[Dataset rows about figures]

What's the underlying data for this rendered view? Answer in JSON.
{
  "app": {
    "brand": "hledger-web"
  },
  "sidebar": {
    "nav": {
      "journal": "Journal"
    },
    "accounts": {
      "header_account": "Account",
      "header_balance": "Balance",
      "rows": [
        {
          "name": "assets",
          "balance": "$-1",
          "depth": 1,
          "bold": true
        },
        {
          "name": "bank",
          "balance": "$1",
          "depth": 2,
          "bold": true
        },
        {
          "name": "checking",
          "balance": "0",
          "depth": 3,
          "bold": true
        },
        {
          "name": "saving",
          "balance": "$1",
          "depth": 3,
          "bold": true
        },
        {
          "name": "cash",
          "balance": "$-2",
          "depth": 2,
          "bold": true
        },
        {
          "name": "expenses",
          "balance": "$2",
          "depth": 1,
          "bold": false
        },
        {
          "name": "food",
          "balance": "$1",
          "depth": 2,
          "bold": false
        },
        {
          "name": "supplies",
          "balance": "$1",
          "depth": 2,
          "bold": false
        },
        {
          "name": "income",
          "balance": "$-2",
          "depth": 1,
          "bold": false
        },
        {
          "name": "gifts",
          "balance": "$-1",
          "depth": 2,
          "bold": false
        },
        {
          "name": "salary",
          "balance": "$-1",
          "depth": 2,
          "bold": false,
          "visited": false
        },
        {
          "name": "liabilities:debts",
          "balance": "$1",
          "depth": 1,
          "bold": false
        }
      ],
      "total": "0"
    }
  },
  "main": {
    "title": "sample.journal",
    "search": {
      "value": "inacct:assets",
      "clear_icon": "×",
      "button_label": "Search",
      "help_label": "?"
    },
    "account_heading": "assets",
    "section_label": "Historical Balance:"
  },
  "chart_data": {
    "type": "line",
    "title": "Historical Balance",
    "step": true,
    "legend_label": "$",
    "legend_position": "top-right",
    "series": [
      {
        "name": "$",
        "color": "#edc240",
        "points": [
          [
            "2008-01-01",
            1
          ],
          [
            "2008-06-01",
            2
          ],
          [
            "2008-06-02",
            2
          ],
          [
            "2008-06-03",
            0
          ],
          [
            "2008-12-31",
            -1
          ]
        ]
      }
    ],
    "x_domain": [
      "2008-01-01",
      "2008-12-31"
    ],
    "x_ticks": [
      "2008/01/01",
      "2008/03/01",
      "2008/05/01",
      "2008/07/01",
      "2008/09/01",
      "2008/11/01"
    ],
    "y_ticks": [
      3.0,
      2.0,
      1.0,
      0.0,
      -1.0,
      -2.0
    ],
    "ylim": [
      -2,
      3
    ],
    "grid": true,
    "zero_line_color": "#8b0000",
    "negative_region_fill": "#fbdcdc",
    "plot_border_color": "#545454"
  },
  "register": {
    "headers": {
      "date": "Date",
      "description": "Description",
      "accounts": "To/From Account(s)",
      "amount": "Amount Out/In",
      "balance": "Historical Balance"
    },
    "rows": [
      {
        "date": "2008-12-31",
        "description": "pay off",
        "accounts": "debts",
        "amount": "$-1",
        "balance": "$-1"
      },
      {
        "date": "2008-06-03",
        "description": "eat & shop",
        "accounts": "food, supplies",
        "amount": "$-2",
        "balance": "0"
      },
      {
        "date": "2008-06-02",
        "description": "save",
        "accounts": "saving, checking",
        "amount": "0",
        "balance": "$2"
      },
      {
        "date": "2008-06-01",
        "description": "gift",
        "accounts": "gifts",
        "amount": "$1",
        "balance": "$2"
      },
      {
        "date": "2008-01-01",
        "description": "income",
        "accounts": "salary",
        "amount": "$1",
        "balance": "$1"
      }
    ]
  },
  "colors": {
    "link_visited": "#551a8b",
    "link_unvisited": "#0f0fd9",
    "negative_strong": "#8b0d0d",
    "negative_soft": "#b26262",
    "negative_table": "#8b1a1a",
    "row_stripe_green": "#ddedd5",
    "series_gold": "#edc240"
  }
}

---

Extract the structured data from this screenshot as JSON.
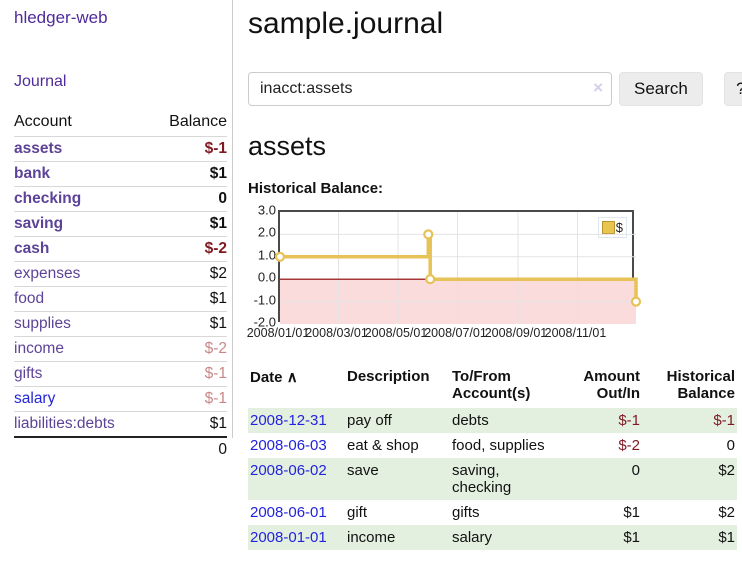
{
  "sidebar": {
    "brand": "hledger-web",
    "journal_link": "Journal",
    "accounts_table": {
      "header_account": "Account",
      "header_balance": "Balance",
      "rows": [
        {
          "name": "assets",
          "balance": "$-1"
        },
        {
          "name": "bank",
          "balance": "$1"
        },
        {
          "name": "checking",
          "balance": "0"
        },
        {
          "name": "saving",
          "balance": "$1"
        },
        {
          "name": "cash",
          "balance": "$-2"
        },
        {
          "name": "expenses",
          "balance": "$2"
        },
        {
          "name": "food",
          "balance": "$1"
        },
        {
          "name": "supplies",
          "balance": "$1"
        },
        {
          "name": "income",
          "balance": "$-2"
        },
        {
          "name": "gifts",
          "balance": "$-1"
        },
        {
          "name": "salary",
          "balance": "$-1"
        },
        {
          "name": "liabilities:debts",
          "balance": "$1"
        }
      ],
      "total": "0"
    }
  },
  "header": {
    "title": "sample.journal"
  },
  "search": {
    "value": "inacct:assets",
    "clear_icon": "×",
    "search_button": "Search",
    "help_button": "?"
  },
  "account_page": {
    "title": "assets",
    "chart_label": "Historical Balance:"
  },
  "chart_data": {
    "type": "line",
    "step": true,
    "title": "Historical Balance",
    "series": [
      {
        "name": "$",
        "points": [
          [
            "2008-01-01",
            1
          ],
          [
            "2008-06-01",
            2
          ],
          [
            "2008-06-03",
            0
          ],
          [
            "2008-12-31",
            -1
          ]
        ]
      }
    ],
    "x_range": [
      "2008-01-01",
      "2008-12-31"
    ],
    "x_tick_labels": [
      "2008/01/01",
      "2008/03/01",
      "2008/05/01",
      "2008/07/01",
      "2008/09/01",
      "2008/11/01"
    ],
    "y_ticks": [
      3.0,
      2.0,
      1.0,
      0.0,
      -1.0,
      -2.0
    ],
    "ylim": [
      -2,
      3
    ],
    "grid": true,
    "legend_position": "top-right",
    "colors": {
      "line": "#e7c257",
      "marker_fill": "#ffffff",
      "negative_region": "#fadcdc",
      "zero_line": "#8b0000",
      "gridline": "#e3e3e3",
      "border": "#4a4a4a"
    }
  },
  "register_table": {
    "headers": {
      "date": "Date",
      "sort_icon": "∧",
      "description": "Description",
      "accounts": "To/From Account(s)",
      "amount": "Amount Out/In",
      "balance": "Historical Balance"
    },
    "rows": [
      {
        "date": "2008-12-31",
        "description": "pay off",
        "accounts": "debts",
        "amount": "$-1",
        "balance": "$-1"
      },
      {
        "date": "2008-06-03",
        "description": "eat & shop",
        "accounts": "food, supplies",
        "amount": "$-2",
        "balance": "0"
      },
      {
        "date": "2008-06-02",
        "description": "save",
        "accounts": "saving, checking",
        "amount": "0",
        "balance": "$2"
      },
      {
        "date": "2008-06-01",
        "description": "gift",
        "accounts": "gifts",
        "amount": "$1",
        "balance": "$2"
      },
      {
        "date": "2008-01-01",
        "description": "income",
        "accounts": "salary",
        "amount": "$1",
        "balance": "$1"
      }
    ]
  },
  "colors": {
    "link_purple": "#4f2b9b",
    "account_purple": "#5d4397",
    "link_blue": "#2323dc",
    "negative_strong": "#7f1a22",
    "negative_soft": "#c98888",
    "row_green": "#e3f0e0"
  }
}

» **YOUR INSTRUCTIONS**
Select from the material above each line in which the string "title" appears, and list those lines.

» **RESULT OF THE TASK**
    "title": "sample.journal",
    "title": "Historical Balance",
    "title": "sample.journal"
    "title": "assets",
    "title": "Historical Balance",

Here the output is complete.